**Objective:** Report back each line of the records that contains the string "JSON".

— Begin Exercise inputs —

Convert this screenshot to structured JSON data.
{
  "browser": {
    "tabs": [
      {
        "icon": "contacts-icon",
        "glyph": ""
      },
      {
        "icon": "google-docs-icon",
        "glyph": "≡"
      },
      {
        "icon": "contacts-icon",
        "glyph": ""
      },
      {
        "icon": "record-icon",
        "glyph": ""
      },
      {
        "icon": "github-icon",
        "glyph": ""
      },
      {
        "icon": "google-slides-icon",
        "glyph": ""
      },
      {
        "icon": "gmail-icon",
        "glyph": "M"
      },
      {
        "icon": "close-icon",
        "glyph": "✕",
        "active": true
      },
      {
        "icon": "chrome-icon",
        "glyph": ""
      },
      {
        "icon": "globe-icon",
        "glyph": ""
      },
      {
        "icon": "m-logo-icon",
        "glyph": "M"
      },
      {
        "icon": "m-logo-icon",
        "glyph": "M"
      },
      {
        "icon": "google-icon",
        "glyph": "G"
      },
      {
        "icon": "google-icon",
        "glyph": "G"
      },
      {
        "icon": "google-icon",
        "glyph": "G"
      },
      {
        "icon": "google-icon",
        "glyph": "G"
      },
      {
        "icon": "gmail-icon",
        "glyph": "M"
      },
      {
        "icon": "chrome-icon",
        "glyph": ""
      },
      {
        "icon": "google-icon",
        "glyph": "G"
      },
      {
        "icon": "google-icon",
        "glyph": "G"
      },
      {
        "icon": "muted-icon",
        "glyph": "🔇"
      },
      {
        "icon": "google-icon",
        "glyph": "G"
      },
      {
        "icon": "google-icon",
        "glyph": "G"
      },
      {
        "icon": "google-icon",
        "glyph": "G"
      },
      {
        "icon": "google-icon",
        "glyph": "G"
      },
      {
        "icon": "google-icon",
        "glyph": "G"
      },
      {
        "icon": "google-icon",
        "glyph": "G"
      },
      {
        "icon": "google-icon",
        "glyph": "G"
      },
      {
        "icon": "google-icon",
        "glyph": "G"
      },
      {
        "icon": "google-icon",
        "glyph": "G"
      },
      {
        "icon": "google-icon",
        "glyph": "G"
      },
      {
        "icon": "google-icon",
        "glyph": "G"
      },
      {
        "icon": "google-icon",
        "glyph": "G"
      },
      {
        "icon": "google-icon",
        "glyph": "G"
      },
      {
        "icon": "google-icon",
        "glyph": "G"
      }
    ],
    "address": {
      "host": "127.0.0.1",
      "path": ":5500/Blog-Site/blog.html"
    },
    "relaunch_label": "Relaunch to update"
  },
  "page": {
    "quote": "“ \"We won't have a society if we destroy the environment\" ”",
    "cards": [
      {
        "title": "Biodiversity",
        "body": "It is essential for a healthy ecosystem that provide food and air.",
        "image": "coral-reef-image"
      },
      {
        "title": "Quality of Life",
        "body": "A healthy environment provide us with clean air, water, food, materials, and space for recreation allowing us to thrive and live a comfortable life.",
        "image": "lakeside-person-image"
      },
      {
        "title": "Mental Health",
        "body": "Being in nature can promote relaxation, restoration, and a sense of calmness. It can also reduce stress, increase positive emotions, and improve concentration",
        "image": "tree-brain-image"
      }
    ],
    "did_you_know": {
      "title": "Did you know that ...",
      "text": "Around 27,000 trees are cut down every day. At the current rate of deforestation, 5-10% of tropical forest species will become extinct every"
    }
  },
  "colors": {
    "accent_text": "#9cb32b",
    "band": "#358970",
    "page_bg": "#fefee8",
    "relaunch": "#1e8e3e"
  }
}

— End Exercise inputs —
— Begin Exercise inputs —

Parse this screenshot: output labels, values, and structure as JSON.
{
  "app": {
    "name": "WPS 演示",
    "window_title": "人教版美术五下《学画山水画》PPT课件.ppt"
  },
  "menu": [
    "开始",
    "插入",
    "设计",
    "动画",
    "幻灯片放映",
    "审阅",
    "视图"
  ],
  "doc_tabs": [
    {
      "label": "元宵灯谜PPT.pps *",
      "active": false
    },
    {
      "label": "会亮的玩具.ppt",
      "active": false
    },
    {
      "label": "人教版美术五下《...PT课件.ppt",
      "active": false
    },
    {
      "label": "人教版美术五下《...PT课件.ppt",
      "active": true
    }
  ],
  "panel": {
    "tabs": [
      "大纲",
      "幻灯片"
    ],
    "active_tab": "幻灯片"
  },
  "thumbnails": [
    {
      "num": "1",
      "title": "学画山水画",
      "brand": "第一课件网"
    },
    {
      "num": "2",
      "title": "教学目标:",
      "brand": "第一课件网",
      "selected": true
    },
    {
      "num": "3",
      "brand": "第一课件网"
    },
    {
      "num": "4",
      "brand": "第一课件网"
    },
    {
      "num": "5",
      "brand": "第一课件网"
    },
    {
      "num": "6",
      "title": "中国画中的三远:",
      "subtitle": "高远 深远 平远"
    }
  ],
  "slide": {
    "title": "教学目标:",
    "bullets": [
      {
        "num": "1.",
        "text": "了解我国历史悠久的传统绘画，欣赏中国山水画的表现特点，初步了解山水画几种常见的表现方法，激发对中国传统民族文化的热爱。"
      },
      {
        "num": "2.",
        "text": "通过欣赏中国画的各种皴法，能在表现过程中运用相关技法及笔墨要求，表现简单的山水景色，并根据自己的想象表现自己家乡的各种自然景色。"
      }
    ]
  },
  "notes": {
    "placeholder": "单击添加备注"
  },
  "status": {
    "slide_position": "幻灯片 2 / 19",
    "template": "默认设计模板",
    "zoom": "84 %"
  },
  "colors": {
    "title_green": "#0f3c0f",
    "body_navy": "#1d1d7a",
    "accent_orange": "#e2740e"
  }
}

— End Exercise inputs —
— Begin Exercise inputs —

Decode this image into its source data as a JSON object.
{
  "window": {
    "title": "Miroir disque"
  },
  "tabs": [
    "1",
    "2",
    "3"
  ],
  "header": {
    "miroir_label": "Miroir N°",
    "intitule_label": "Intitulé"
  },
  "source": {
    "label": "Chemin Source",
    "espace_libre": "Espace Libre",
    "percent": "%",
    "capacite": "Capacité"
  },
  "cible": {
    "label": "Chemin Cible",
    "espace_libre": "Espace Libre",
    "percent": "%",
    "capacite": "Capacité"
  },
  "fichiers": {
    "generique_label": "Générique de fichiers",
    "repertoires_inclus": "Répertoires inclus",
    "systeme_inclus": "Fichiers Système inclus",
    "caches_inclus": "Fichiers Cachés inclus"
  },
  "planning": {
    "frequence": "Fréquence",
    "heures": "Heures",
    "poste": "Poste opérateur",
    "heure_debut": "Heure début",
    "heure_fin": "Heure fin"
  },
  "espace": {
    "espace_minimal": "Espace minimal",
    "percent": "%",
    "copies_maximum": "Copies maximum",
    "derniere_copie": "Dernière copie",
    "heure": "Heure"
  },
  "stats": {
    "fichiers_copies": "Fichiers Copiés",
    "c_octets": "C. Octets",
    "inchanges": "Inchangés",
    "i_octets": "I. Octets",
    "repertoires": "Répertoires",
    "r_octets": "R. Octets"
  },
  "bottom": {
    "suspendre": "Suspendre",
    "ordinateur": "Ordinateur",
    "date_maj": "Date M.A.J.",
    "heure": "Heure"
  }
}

— End Exercise inputs —

**Solution to this exercise:**
Convert this screenshot to structured JSON data.
Parse this screenshot: output labels, values, and structure as JSON.
Decode this image into its source data as a JSON object.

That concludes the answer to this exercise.